● TASK DATA
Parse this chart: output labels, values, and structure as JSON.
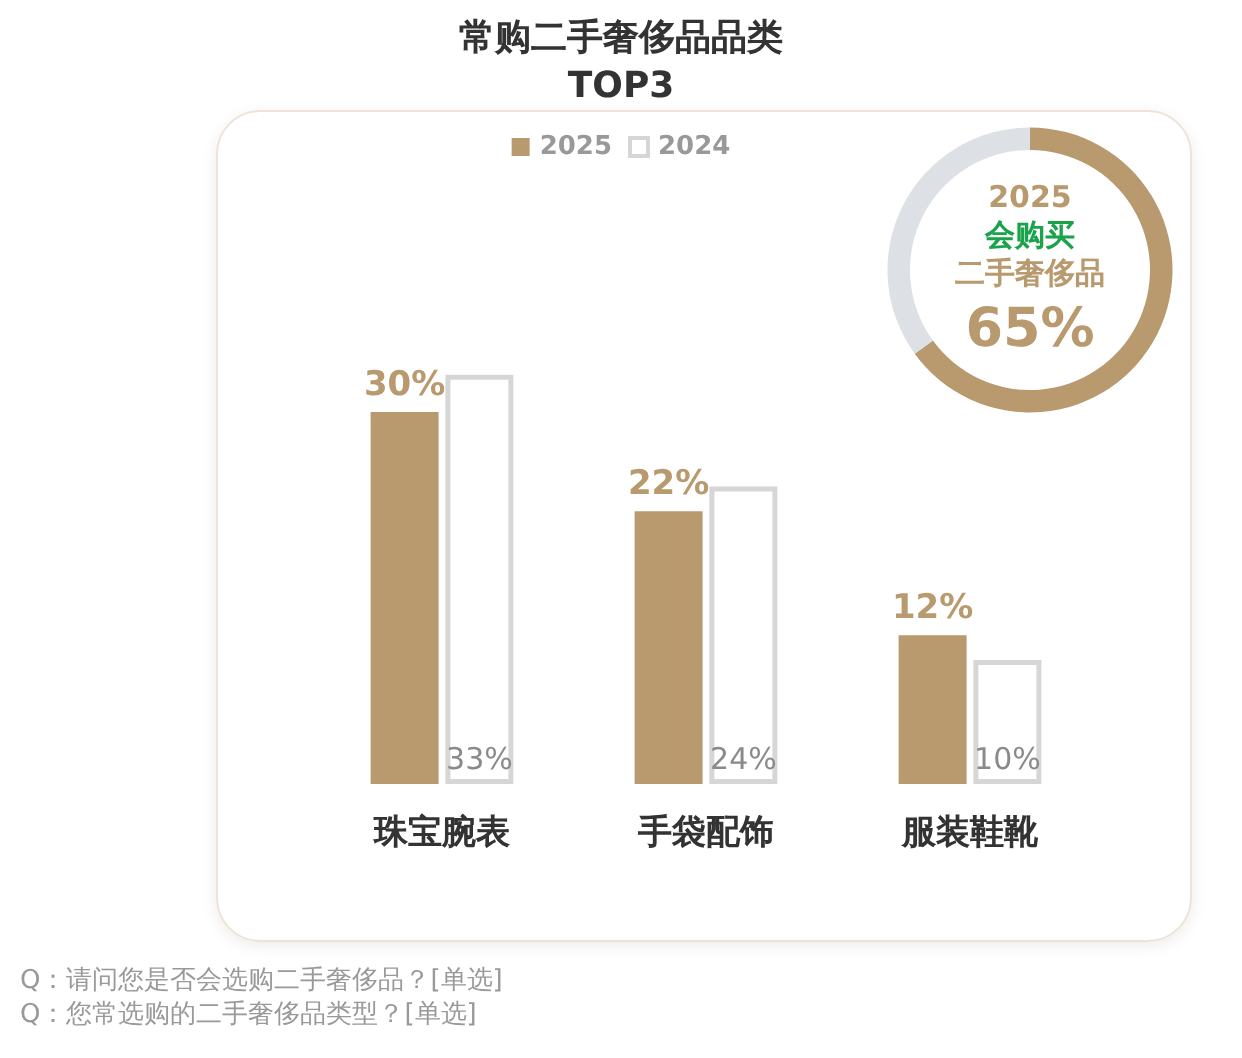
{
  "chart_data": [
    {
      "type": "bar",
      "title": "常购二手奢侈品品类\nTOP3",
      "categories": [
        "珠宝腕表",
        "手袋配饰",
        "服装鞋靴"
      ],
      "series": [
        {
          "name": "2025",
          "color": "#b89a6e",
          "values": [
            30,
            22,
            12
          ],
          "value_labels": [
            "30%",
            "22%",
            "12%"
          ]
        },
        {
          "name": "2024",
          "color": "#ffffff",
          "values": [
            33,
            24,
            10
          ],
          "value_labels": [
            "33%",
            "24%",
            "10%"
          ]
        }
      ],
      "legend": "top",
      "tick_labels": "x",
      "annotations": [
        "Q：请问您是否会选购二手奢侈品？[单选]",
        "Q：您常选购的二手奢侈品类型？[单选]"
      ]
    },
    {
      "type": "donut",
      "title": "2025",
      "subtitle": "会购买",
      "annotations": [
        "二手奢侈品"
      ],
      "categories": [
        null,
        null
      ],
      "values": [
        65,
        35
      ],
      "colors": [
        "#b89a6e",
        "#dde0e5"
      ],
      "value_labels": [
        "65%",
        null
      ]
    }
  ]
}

● INSTRUCTION
Copy every record character for character. Skip the pictures.

● EXPECTED ANSWER
Parse this chart: output labels, values, and structure as JSON.
{
  "chart_data": [
    {
      "type": "bar",
      "title": "常购二手奢侈品品类\nTOP3",
      "categories": [
        "珠宝腕表",
        "手袋配饰",
        "服装鞋靴"
      ],
      "series": [
        {
          "name": "2025",
          "color": "#b89a6e",
          "values": [
            30,
            22,
            12
          ],
          "value_labels": [
            "30%",
            "22%",
            "12%"
          ]
        },
        {
          "name": "2024",
          "color": "#ffffff",
          "values": [
            33,
            24,
            10
          ],
          "value_labels": [
            "33%",
            "24%",
            "10%"
          ]
        }
      ],
      "legend": "top",
      "tick_labels": "x",
      "annotations": [
        "Q：请问您是否会选购二手奢侈品？[单选]",
        "Q：您常选购的二手奢侈品类型？[单选]"
      ]
    },
    {
      "type": "donut",
      "title": "2025",
      "subtitle": "会购买",
      "annotations": [
        "二手奢侈品"
      ],
      "categories": [
        null,
        null
      ],
      "values": [
        65,
        35
      ],
      "colors": [
        "#b89a6e",
        "#dde0e5"
      ],
      "value_labels": [
        "65%",
        null
      ]
    }
  ]
}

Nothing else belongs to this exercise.